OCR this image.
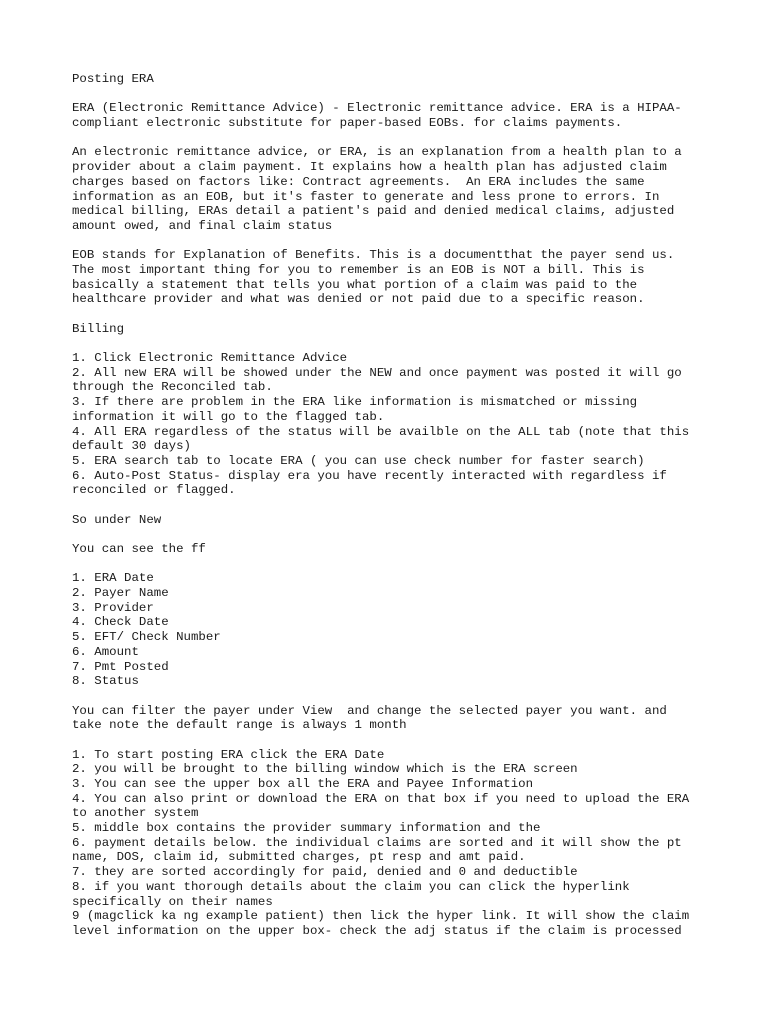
Posting ERA
ERA (Electronic Remittance Advice) - Electronic remittance advice. ERA is a HIPAA-
compliant electronic substitute for paper-based EOBs. for claims payments.
An electronic remittance advice, or ERA, is an explanation from a health plan to a
provider about a claim payment. It explains how a health plan has adjusted claim
charges based on factors like: Contract agreements.  An ERA includes the same
information as an EOB, but it's faster to generate and less prone to errors. In
medical billing, ERAs detail a patient's paid and denied medical claims, adjusted
amount owed, and final claim status
EOB stands for Explanation of Benefits. This is a documentthat the payer send us.
The most important thing for you to remember is an EOB is NOT a bill. This is
basically a statement that tells you what portion of a claim was paid to the
healthcare provider and what was denied or not paid due to a specific reason.
Billing
1. Click Electronic Remittance Advice
2. All new ERA will be showed under the NEW and once payment was posted it will go
through the Reconciled tab.
3. If there are problem in the ERA like information is mismatched or missing
information it will go to the flagged tab.
4. All ERA regardless of the status will be availble on the ALL tab (note that this
default 30 days)
5. ERA search tab to locate ERA ( you can use check number for faster search)
6. Auto-Post Status- display era you have recently interacted with regardless if
reconciled or flagged.
So under New
You can see the ff
1. ERA Date
2. Payer Name
3. Provider
4. Check Date
5. EFT/ Check Number
6. Amount
7. Pmt Posted
8. Status
You can filter the payer under View  and change the selected payer you want. and
take note the default range is always 1 month
1. To start posting ERA click the ERA Date
2. you will be brought to the billing window which is the ERA screen
3. You can see the upper box all the ERA and Payee Information
4. You can also print or download the ERA on that box if you need to upload the ERA
to another system
5. middle box contains the provider summary information and the
6. payment details below. the individual claims are sorted and it will show the pt
name, DOS, claim id, submitted charges, pt resp and amt paid.
7. they are sorted accordingly for paid, denied and 0 and deductible
8. if you want thorough details about the claim you can click the hyperlink
specifically on their names
9 (magclick ka ng example patient) then lick the hyper link. It will show the claim
level information on the upper box- check the adj status if the claim is processed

**Written request**
Set the listing down in full and exactly. Pictures within it should not appear in the copy.

**Answer for this exercise**
OCR this image.
Posting ERA
ERA (Electronic Remittance Advice) - Electronic remittance advice. ERA is a HIPAA-
compliant electronic substitute for paper-based EOBs. for claims payments.
An electronic remittance advice, or ERA, is an explanation from a health plan to a
provider about a claim payment. It explains how a health plan has adjusted claim
charges based on factors like: Contract agreements.  An ERA includes the same
information as an EOB, but it's faster to generate and less prone to errors. In
medical billing, ERAs detail a patient's paid and denied medical claims, adjusted
amount owed, and final claim status
EOB stands for Explanation of Benefits. This is a documentthat the payer send us.
The most important thing for you to remember is an EOB is NOT a bill. This is
basically a statement that tells you what portion of a claim was paid to the
healthcare provider and what was denied or not paid due to a specific reason.
Billing
1. Click Electronic Remittance Advice
2. All new ERA will be showed under the NEW and once payment was posted it will go
through the Reconciled tab.
3. If there are problem in the ERA like information is mismatched or missing
information it will go to the flagged tab.
4. All ERA regardless of the status will be availble on the ALL tab (note that this
default 30 days)
5. ERA search tab to locate ERA ( you can use check number for faster search)
6. Auto-Post Status- display era you have recently interacted with regardless if
reconciled or flagged.
So under New
You can see the ff
1. ERA Date
2. Payer Name
3. Provider
4. Check Date
5. EFT/ Check Number
6. Amount
7. Pmt Posted
8. Status
You can filter the payer under View  and change the selected payer you want. and
take note the default range is always 1 month
1. To start posting ERA click the ERA Date
2. you will be brought to the billing window which is the ERA screen
3. You can see the upper box all the ERA and Payee Information
4. You can also print or download the ERA on that box if you need to upload the ERA
to another system
5. middle box contains the provider summary information and the
6. payment details below. the individual claims are sorted and it will show the pt
name, DOS, claim id, submitted charges, pt resp and amt paid.
7. they are sorted accordingly for paid, denied and 0 and deductible
8. if you want thorough details about the claim you can click the hyperlink
specifically on their names
9 (magclick ka ng example patient) then lick the hyper link. It will show the claim
level information on the upper box- check the adj status if the claim is processed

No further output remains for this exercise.